#### The data ####
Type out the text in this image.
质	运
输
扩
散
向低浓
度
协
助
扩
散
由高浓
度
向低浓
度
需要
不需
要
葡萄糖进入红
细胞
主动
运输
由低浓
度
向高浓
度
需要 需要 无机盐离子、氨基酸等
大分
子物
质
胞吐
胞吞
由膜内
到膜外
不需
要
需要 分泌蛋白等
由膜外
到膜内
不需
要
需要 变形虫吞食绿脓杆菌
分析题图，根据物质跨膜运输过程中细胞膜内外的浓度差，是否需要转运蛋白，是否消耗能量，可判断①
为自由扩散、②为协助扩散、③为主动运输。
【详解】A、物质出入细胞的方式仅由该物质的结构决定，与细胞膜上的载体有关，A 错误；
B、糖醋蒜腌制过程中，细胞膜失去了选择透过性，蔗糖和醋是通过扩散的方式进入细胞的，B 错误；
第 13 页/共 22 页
####
* [Task details]
Reproduce each entry exactly, leaving out nothing.

* [Written response]
Type out the text in this image.
质	运
输
扩
散
向低浓
度
协
助
扩
散
由高浓
度
向低浓
度
需要
不需
要
葡萄糖进入红
细胞
主动
运输
由低浓
度
向高浓
度
需要 需要 无机盐离子、氨基酸等
大分
子物
质
胞吐
胞吞
由膜内
到膜外
不需
要
需要 分泌蛋白等
由膜外
到膜内
不需
要
需要 变形虫吞食绿脓杆菌
分析题图，根据物质跨膜运输过程中细胞膜内外的浓度差，是否需要转运蛋白，是否消耗能量，可判断①
为自由扩散、②为协助扩散、③为主动运输。
【详解】A、物质出入细胞的方式仅由该物质的结构决定，与细胞膜上的载体有关，A 错误；
B、糖醋蒜腌制过程中，细胞膜失去了选择透过性，蔗糖和醋是通过扩散的方式进入细胞的，B 错误；
第 13 页/共 22 页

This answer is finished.